WORKING DATA:
# # # # #

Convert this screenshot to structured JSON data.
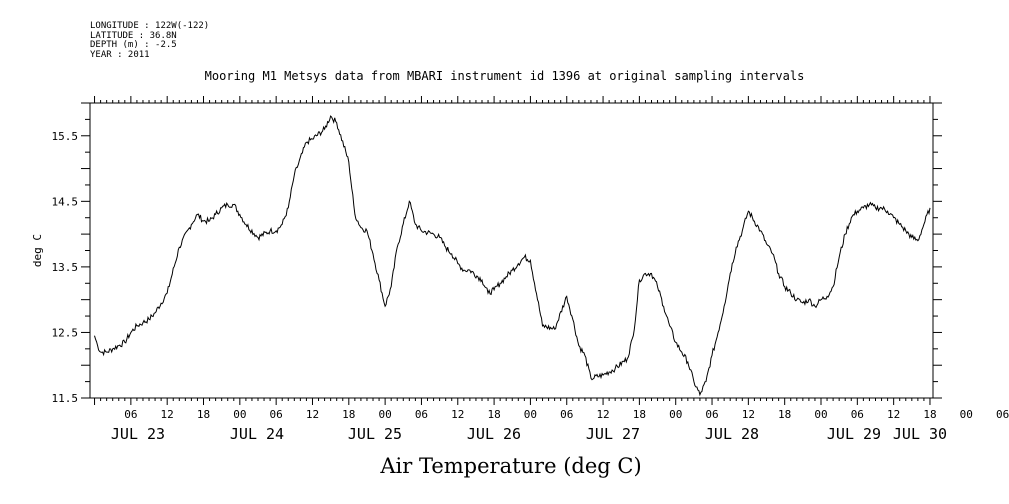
{
  "meta": {
    "longitude": "LONGITUDE : 122W(-122)",
    "latitude": "LATITUDE : 36.8N",
    "depth": "DEPTH (m) : -2.5",
    "year": "YEAR : 2011"
  },
  "chart_data": {
    "type": "line",
    "title": "Mooring M1 Metsys data from MBARI instrument id 1396 at original sampling intervals",
    "xlabel": "Air Temperature (deg C)",
    "ylabel": "deg C",
    "ylim": [
      11.5,
      16.0
    ],
    "xlim": [
      -0.75,
      138.5
    ],
    "grid": false,
    "legend": "none",
    "y_ticks": [
      "11.5",
      "12.5",
      "13.5",
      "14.5",
      "15.5"
    ],
    "x_hour_ticks": [
      "06",
      "12",
      "18",
      "00",
      "06",
      "12",
      "18",
      "00",
      "06",
      "12",
      "18",
      "00",
      "06",
      "12",
      "18",
      "00",
      "06",
      "12",
      "18",
      "00",
      "06",
      "12",
      "18",
      "00",
      "06",
      "12",
      "18",
      "00",
      "06",
      "12",
      "18",
      "00"
    ],
    "x_date_labels": [
      "JUL 23",
      "JUL 24",
      "JUL 25",
      "JUL 26",
      "JUL 27",
      "JUL 28",
      "JUL 29",
      "JUL 30"
    ],
    "x_unit": "hours since 2011-07-23 00:00",
    "series": [
      {
        "color": "#000000",
        "x": [
          0,
          0.5,
          1,
          2,
          3,
          4,
          5,
          6,
          7,
          8,
          9,
          10,
          12,
          14,
          16,
          17,
          18,
          19,
          20,
          21,
          22,
          23,
          24,
          25,
          27,
          29,
          30,
          31,
          32,
          33,
          35,
          36,
          38,
          39,
          40,
          42,
          43,
          44,
          45,
          46,
          47,
          48,
          49,
          50,
          52,
          53,
          54,
          56,
          57,
          58,
          59,
          60,
          61,
          62,
          64,
          65,
          66,
          67,
          68,
          69,
          70,
          71,
          72,
          74,
          76,
          78,
          79,
          80,
          81,
          82,
          84,
          86,
          88,
          89,
          90,
          91,
          92,
          93,
          94,
          95,
          96,
          97,
          98,
          99,
          100,
          101,
          102,
          103,
          104,
          105,
          106,
          107,
          108,
          110,
          111,
          112,
          113,
          114,
          115,
          116,
          117,
          118,
          119,
          120,
          121,
          122,
          123,
          124,
          125,
          126,
          127,
          128,
          129,
          130,
          131,
          132,
          133,
          134,
          135,
          136,
          137,
          138
        ],
        "values": [
          12.45,
          12.3,
          12.2,
          12.2,
          12.25,
          12.3,
          12.35,
          12.5,
          12.6,
          12.65,
          12.7,
          12.8,
          13.1,
          13.8,
          14.15,
          14.3,
          14.2,
          14.2,
          14.3,
          14.4,
          14.45,
          14.45,
          14.3,
          14.15,
          13.95,
          14.05,
          14.05,
          14.15,
          14.4,
          14.9,
          15.4,
          15.45,
          15.6,
          15.8,
          15.7,
          15.1,
          14.3,
          14.1,
          14.05,
          13.7,
          13.3,
          12.9,
          13.2,
          13.8,
          14.5,
          14.15,
          14.05,
          14.0,
          13.95,
          13.8,
          13.7,
          13.55,
          13.45,
          13.45,
          13.3,
          13.1,
          13.15,
          13.25,
          13.35,
          13.45,
          13.55,
          13.65,
          13.6,
          12.6,
          12.55,
          13.05,
          12.7,
          12.3,
          12.15,
          11.8,
          11.85,
          11.95,
          12.1,
          12.45,
          13.3,
          13.4,
          13.4,
          13.2,
          12.9,
          12.6,
          12.35,
          12.2,
          12.05,
          11.75,
          11.55,
          11.75,
          12.15,
          12.5,
          12.9,
          13.4,
          13.8,
          14.05,
          14.35,
          14.05,
          13.85,
          13.7,
          13.4,
          13.2,
          13.1,
          13.0,
          12.95,
          13.0,
          12.9,
          13.0,
          13.05,
          13.2,
          13.65,
          14.0,
          14.25,
          14.35,
          14.4,
          14.45,
          14.4,
          14.4,
          14.35,
          14.25,
          14.15,
          14.05,
          13.95,
          13.9,
          14.15,
          14.4
        ]
      }
    ]
  }
}
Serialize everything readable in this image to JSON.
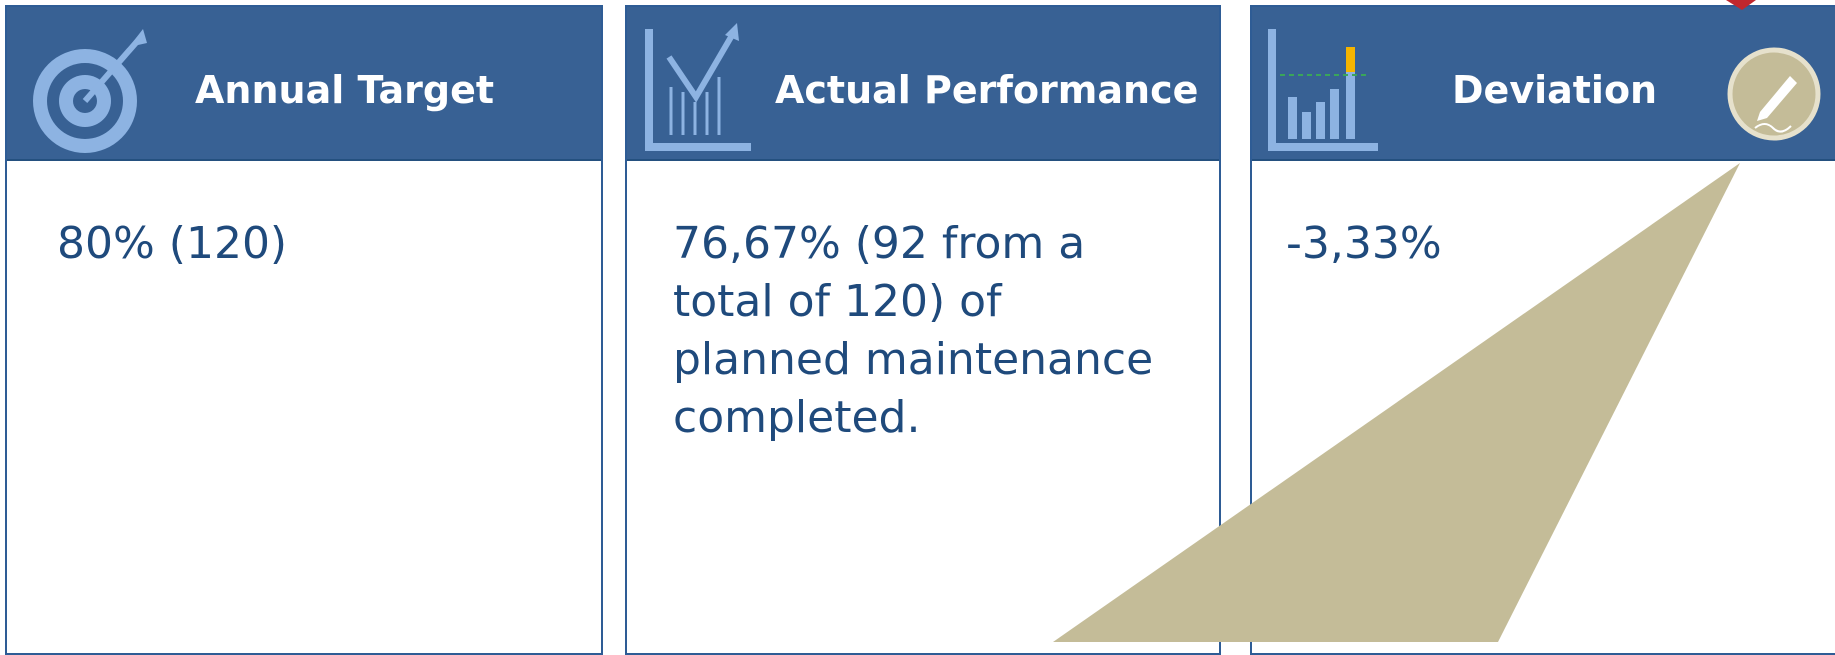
{
  "cards": [
    {
      "title": "Annual Target",
      "body": "80% (120)"
    },
    {
      "title": "Actual Performance",
      "body": "76,67% (92 from a total of 120) of planned maintenance completed."
    },
    {
      "title": "Deviation",
      "body": "-3,33%"
    }
  ]
}
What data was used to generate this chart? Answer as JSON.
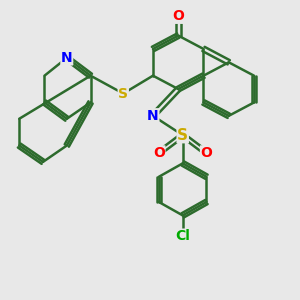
{
  "bg_color": "#e8e8e8",
  "bond_color": "#2d6b2d",
  "bond_width": 1.8,
  "atom_colors": {
    "N": "#0000ff",
    "O": "#ff0000",
    "S": "#ccaa00",
    "Cl": "#00aa00",
    "C": "#2d6b2d"
  },
  "font_size": 10,
  "fig_size": [
    3.0,
    3.0
  ],
  "dpi": 100
}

# # # # #

YOUR GOAL:
Search the lines for the string "body" and copy every line that has it.

COMPLETE OUTPUT:
      "body": "80% (120)"
      "body": "76,67% (92 from a total of 120) of planned maintenance completed."
      "body": "-3,33%"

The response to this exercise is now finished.